Write the data below out exactly as it stands. Do not include the pictures.

◆ INPUT MATERIAL:
════════════════

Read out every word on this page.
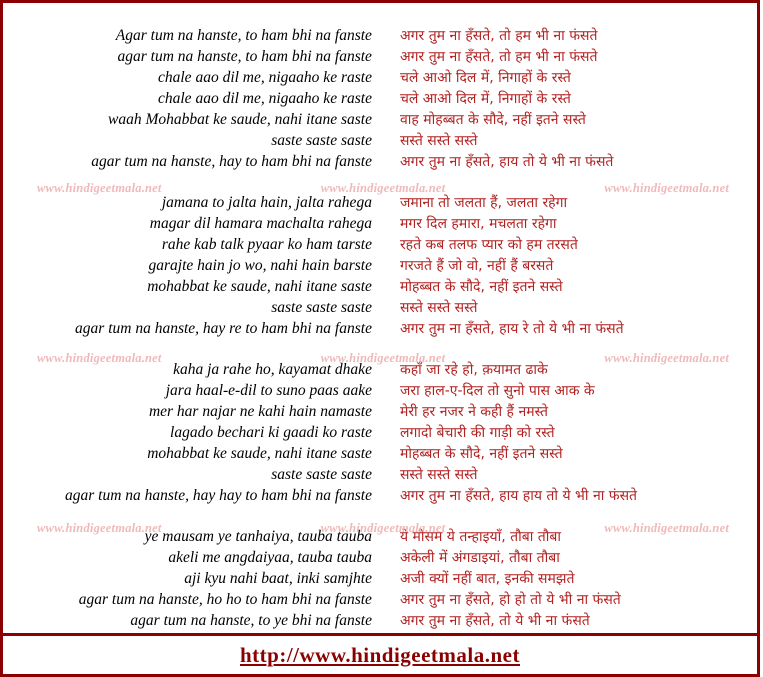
Agar tum na hanste, to ham bhi na fanste	अगर तुम ना हँसते, तो हम भी ना फंसते
agar tum na hanste, to ham bhi na fanste	अगर तुम ना हँसते, तो हम भी ना फंसते
chale aao dil me, nigaaho ke raste	चले आओ दिल में, निगाहों के रस्ते
chale aao dil me, nigaaho ke raste	चले आओ दिल में, निगाहों के रस्ते
waah Mohabbat ke saude, nahi itane saste	वाह मोहब्बत के सौदे, नहीं इतने सस्ते
saste saste saste	सस्ते सस्ते सस्ते
agar tum na hanste, hay to ham bhi na fanste	अगर तुम ना हँसते, हाय तो ये भी ना फंसते
jamana to jalta hain, jalta rahega	जमाना तो जलता हैं, जलता रहेगा
magar dil hamara machalta rahega	मगर दिल हमारा, मचलता रहेगा
rahe kab talk pyaar ko ham tarste	रहते कब तलफ प्यार को हम तरसते
garajte hain jo wo, nahi hain barste	गरजते हैं जो वो, नहीं हैं बरसते
mohabbat ke saude, nahi itane saste	मोहब्बत के सौदे, नहीं इतने सस्ते
saste saste saste	सस्ते सस्ते सस्ते
agar tum na hanste, hay re to ham bhi na fanste	अगर तुम ना हँसते, हाय रे तो ये भी ना फंसते
kaha ja rahe ho, kayamat dhake	कहाँ जा रहे हो, क़यामत ढाके
jara haal-e-dil to suno paas aake	जरा हाल-ए-दिल तो सुनो पास आक के
mer har najar ne kahi hain namaste	मेरी हर नजर ने कही हैं नमस्ते
lagado bechari ki gaadi ko raste	लगादो बेचारी की गाड़ी को रस्ते
mohabbat ke saude, nahi itane saste	मोहब्बत के सौदे, नहीं इतने सस्ते
saste saste saste	सस्ते सस्ते सस्ते
agar tum na hanste, hay hay to ham bhi na fanste	अगर तुम ना हँसते, हाय हाय तो ये भी ना फंसते
ye mausam ye tanhaiya, tauba tauba	ये मौसम ये तन्हाइयाँ, तौबा तौबा
akeli me angdaiyaa, tauba tauba	अकेली में अंगडाइयां, तौबा तौबा
aji kyu nahi baat, inki samjhte	अजी क्यों नहीं बात, इनकी समझते
agar tum na hanste, ho ho to ham bhi na fanste	अगर तुम ना हँसते, हो हो तो ये भी ना फंसते
agar tum na hanste, to ye bhi na fanste	अगर तुम ना हँसते, तो ये भी ना फंसते
www.hindigeetmala.net	www.hindigeetmala.net	www.hindigeetmala.net
www.hindigeetmala.net	www.hindigeetmala.net	www.hindigeetmala.net
www.hindigeetmala.net	www.hindigeetmala.net	www.hindigeetmala.net
http://www.hindigeetmala.net
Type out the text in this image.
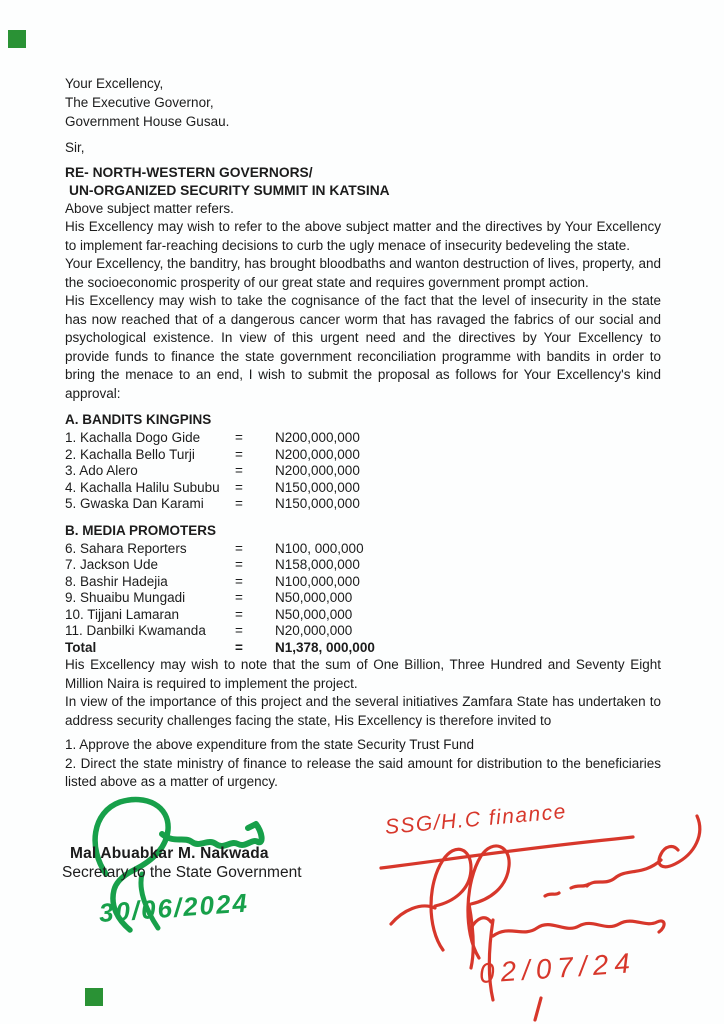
Your Excellency,
The Executive Governor,
Government House Gusau.
Sir,
RE- NORTH-WESTERN GOVERNORS/
UN-ORGANIZED SECURITY SUMMIT IN KATSINA

Above subject matter refers.

His Excellency may wish to refer to the above subject matter and the directives by Your Excellency to implement far-reaching decisions to curb the ugly menace of insecurity bedeveling the state.

Your Excellency, the banditry, has brought bloodbaths and wanton destruction of lives, property, and the socioeconomic prosperity of our great state and requires government prompt action.

His Excellency may wish to take the cognisance of the fact that the level of insecurity in the state has now reached that of a dangerous cancer worm that has ravaged the fabrics of our social and psychological existence. In view of this urgent need and the directives by Your Excellency to provide funds to finance the state government reconciliation programme with bandits in order to bring the menace to an end, I wish to submit the proposal as follows for Your Excellency's kind approval:

A. BANDITS KINGPINS
1. Kachalla Dogo Gide	=	N200,000,000
2. Kachalla Bello Turji	=	N200,000,000
3. Ado Alero	=	N200,000,000
4. Kachalla Halilu Sububu	=	N150,000,000
5. Gwaska Dan Karami	=	N150,000,000
B. MEDIA PROMOTERS
6. Sahara Reporters	=	N100, 000,000
7. Jackson Ude	=	N158,000,000
8. Bashir Hadejia	=	N100,000,000
9. Shuaibu Mungadi	=	N50,000,000
10. Tijjani Lamaran	=	N50,000,000
11. Danbilki Kwamanda	=	N20,000,000
Total	=	N1,378, 000,000

His Excellency may wish to note that the sum of One Billion, Three Hundred and Seventy Eight Million Naira is required to implement the project.

In view of the importance of this project and the several initiatives Zamfara State has undertaken to address security challenges facing the state, His Excellency is therefore invited to

1. Approve the above expenditure from the state Security Trust Fund

2. Direct the state ministry of finance to release the said amount for distribution to the beneficiaries listed above as a matter of urgency.

Mal Abuabkar M. Nakwada
Secretary to the State Government
30/06/2024
SSG/H.C finance
02/07/24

════════════════

◆ ANSWER TO THIS PROBLEM:
Read out every word on this page.
Agar tum na hanste, to ham bhi na fanste	अगर तुम ना हँसते, तो हम भी ना फंसते
agar tum na hanste, to ham bhi na fanste	अगर तुम ना हँसते, तो हम भी ना फंसते
chale aao dil me, nigaaho ke raste	चले आओ दिल में, निगाहों के रस्ते
chale aao dil me, nigaaho ke raste	चले आओ दिल में, निगाहों के रस्ते
waah Mohabbat ke saude, nahi itane saste	वाह मोहब्बत के सौदे, नहीं इतने सस्ते
saste saste saste	सस्ते सस्ते सस्ते
agar tum na hanste, hay to ham bhi na fanste	अगर तुम ना हँसते, हाय तो ये भी ना फंसते
jamana to jalta hain, jalta rahega	जमाना तो जलता हैं, जलता रहेगा
magar dil hamara machalta rahega	मगर दिल हमारा, मचलता रहेगा
rahe kab talk pyaar ko ham tarste	रहते कब तलफ प्यार को हम तरसते
garajte hain jo wo, nahi hain barste	गरजते हैं जो वो, नहीं हैं बरसते
mohabbat ke saude, nahi itane saste	मोहब्बत के सौदे, नहीं इतने सस्ते
saste saste saste	सस्ते सस्ते सस्ते
agar tum na hanste, hay re to ham bhi na fanste	अगर तुम ना हँसते, हाय रे तो ये भी ना फंसते
kaha ja rahe ho, kayamat dhake	कहाँ जा रहे हो, क़यामत ढाके
jara haal-e-dil to suno paas aake	जरा हाल-ए-दिल तो सुनो पास आक के
mer har najar ne kahi hain namaste	मेरी हर नजर ने कही हैं नमस्ते
lagado bechari ki gaadi ko raste	लगादो बेचारी की गाड़ी को रस्ते
mohabbat ke saude, nahi itane saste	मोहब्बत के सौदे, नहीं इतने सस्ते
saste saste saste	सस्ते सस्ते सस्ते
agar tum na hanste, hay hay to ham bhi na fanste	अगर तुम ना हँसते, हाय हाय तो ये भी ना फंसते
ye mausam ye tanhaiya, tauba tauba	ये मौसम ये तन्हाइयाँ, तौबा तौबा
akeli me angdaiyaa, tauba tauba	अकेली में अंगडाइयां, तौबा तौबा
aji kyu nahi baat, inki samjhte	अजी क्यों नहीं बात, इनकी समझते
agar tum na hanste, ho ho to ham bhi na fanste	अगर तुम ना हँसते, हो हो तो ये भी ना फंसते
agar tum na hanste, to ye bhi na fanste	अगर तुम ना हँसते, तो ये भी ना फंसते
www.hindigeetmala.net	www.hindigeetmala.net	www.hindigeetmala.net
www.hindigeetmala.net	www.hindigeetmala.net	www.hindigeetmala.net
www.hindigeetmala.net	www.hindigeetmala.net	www.hindigeetmala.net
http://www.hindigeetmala.net
Type out the text in this image.
Your Excellency,
The Executive Governor,
Government House Gusau.
Sir,
RE- NORTH-WESTERN GOVERNORS/
UN-ORGANIZED SECURITY SUMMIT IN KATSINA

Above subject matter refers.

His Excellency may wish to refer to the above subject matter and the directives by Your Excellency to implement far-reaching decisions to curb the ugly menace of insecurity bedeveling the state.

Your Excellency, the banditry, has brought bloodbaths and wanton destruction of lives, property, and the socioeconomic prosperity of our great state and requires government prompt action.

His Excellency may wish to take the cognisance of the fact that the level of insecurity in the state has now reached that of a dangerous cancer worm that has ravaged the fabrics of our social and psychological existence. In view of this urgent need and the directives by Your Excellency to provide funds to finance the state government reconciliation programme with bandits in order to bring the menace to an end, I wish to submit the proposal as follows for Your Excellency's kind approval:

A. BANDITS KINGPINS
1. Kachalla Dogo Gide	=	N200,000,000
2. Kachalla Bello Turji	=	N200,000,000
3. Ado Alero	=	N200,000,000
4. Kachalla Halilu Sububu	=	N150,000,000
5. Gwaska Dan Karami	=	N150,000,000
B. MEDIA PROMOTERS
6. Sahara Reporters	=	N100, 000,000
7. Jackson Ude	=	N158,000,000
8. Bashir Hadejia	=	N100,000,000
9. Shuaibu Mungadi	=	N50,000,000
10. Tijjani Lamaran	=	N50,000,000
11. Danbilki Kwamanda	=	N20,000,000
Total	=	N1,378, 000,000

His Excellency may wish to note that the sum of One Billion, Three Hundred and Seventy Eight Million Naira is required to implement the project.

In view of the importance of this project and the several initiatives Zamfara State has undertaken to address security challenges facing the state, His Excellency is therefore invited to

1. Approve the above expenditure from the state Security Trust Fund

2. Direct the state ministry of finance to release the said amount for distribution to the beneficiaries listed above as a matter of urgency.

Mal Abuabkar M. Nakwada
Secretary to the State Government
30/06/2024
SSG/H.C finance
02/07/24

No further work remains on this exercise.